SHORT TASK: In this exercise, return only the lines that run from the line with "What's the underlying" to the end of the entries below, both included. Pictures are not copied.

DATA ROWS:
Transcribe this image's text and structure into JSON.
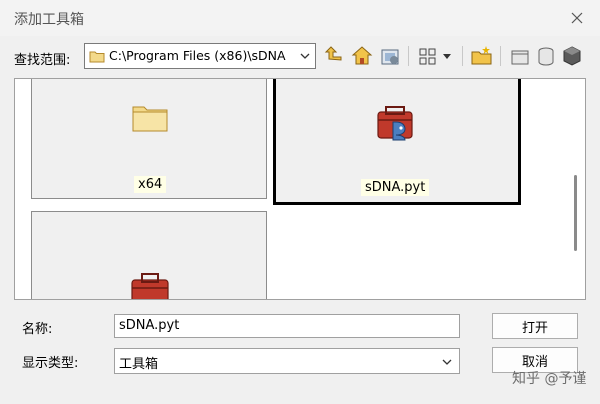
{
  "window": {
    "title": "添加工具箱"
  },
  "toolbar": {
    "look_in_label": "查找范围:",
    "path": "C:\\Program Files (x86)\\sDNA",
    "icons": [
      "up-one-level-icon",
      "home-icon",
      "toolbox-connect-icon",
      "view-menu-icon",
      "new-folder-icon",
      "new-personal-gdb-icon",
      "new-toolbox-icon",
      "catalog-icon"
    ]
  },
  "files": [
    {
      "name": "x64",
      "type": "folder",
      "selected": false
    },
    {
      "name": "sDNA.pyt",
      "type": "python-toolbox",
      "selected": true
    },
    {
      "name": "",
      "type": "toolbox",
      "selected": false
    }
  ],
  "form": {
    "name_label": "名称:",
    "name_value": "sDNA.pyt",
    "type_label": "显示类型:",
    "type_value": "工具箱"
  },
  "buttons": {
    "open": "打开",
    "cancel": "取消"
  },
  "watermark": "知乎 @予谨",
  "colors": {
    "accent_red": "#c0392b",
    "folder_yellow": "#f3d98a"
  }
}
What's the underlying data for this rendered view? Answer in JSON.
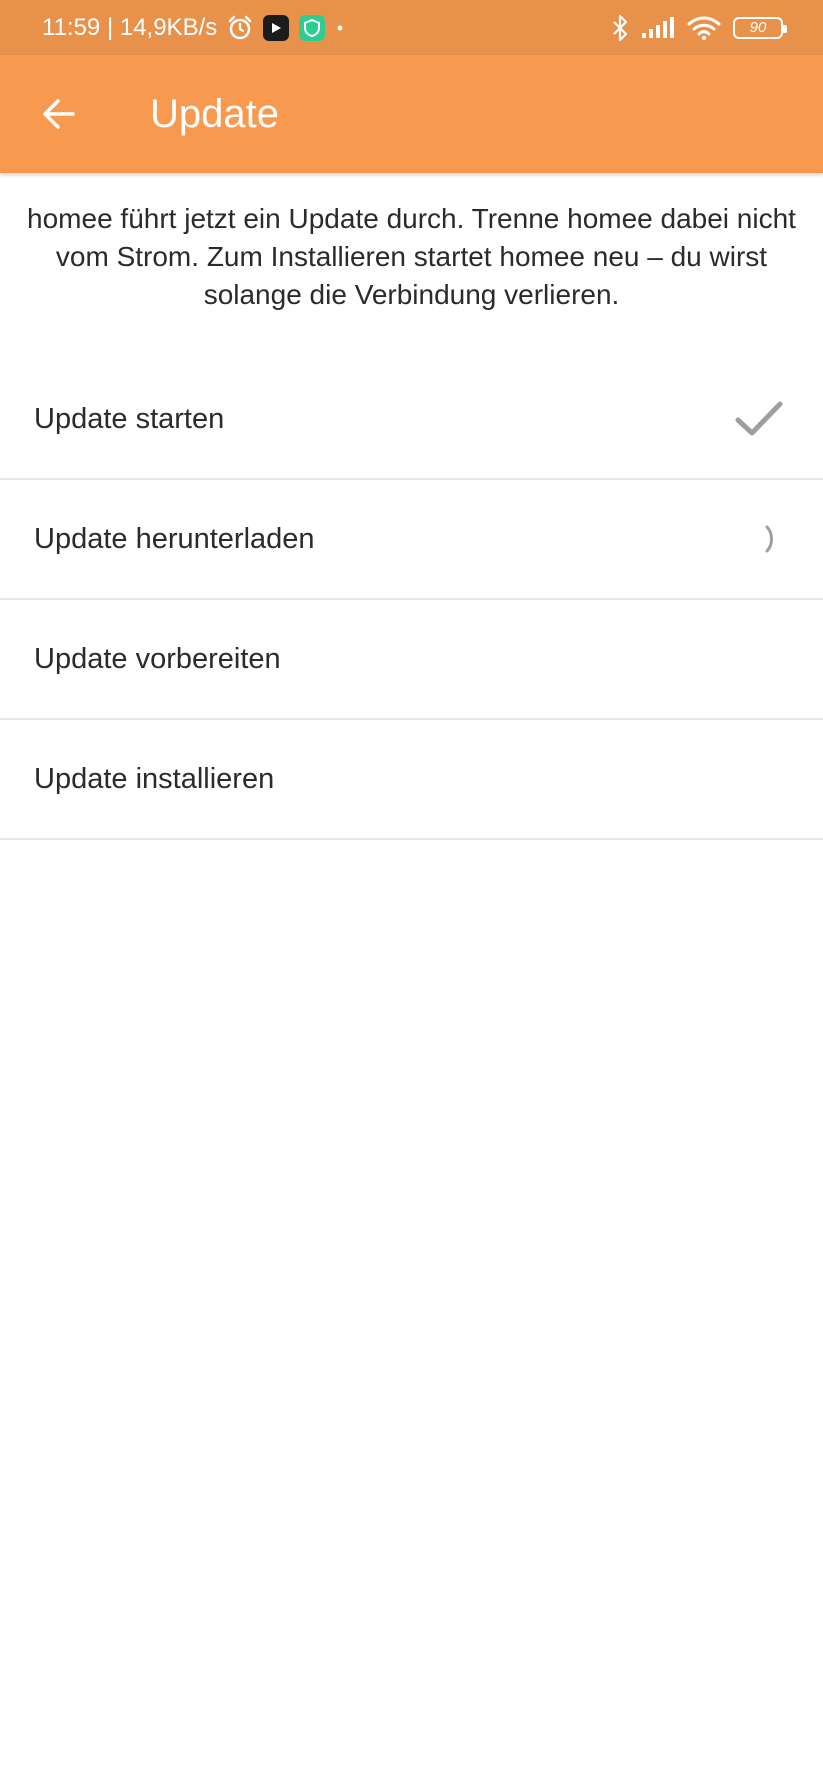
{
  "status_bar": {
    "time_speed": "11:59 | 14,9KB/s",
    "battery_level": "90",
    "icons": [
      "alarm-icon",
      "play-app-icon",
      "shield-app-icon",
      "dot-icon",
      "bluetooth-icon",
      "signal-icon",
      "wifi-icon",
      "battery-icon"
    ]
  },
  "app_bar": {
    "title": "Update",
    "back_icon": "arrow-left-icon"
  },
  "intro_text": "homee führt jetzt ein Update durch. Trenne homee dabei nicht vom Strom. Zum Installieren startet homee neu – du wirst solange die Verbindung verlieren.",
  "steps": [
    {
      "label": "Update starten",
      "status": "done"
    },
    {
      "label": "Update herunterladen",
      "status": "in-progress"
    },
    {
      "label": "Update vorbereiten",
      "status": "pending"
    },
    {
      "label": "Update installieren",
      "status": "pending"
    }
  ],
  "colors": {
    "status_bar": "#E8914A",
    "app_bar": "#F79A4F",
    "check": "#9e9e9e"
  }
}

CORRECT RESPONSE:
What's the underlying data for this rendered view? Answer in JSON.
{
  "status_bar": {
    "time_speed": "11:59 | 14,9KB/s",
    "battery_level": "90",
    "icons": [
      "alarm-icon",
      "play-app-icon",
      "shield-app-icon",
      "dot-icon",
      "bluetooth-icon",
      "signal-icon",
      "wifi-icon",
      "battery-icon"
    ]
  },
  "app_bar": {
    "title": "Update",
    "back_icon": "arrow-left-icon"
  },
  "intro_text": "homee führt jetzt ein Update durch. Trenne homee dabei nicht vom Strom. Zum Installieren startet homee neu – du wirst solange die Verbindung verlieren.",
  "steps": [
    {
      "label": "Update starten",
      "status": "done"
    },
    {
      "label": "Update herunterladen",
      "status": "in-progress"
    },
    {
      "label": "Update vorbereiten",
      "status": "pending"
    },
    {
      "label": "Update installieren",
      "status": "pending"
    }
  ],
  "colors": {
    "status_bar": "#E8914A",
    "app_bar": "#F79A4F",
    "check": "#9e9e9e"
  }
}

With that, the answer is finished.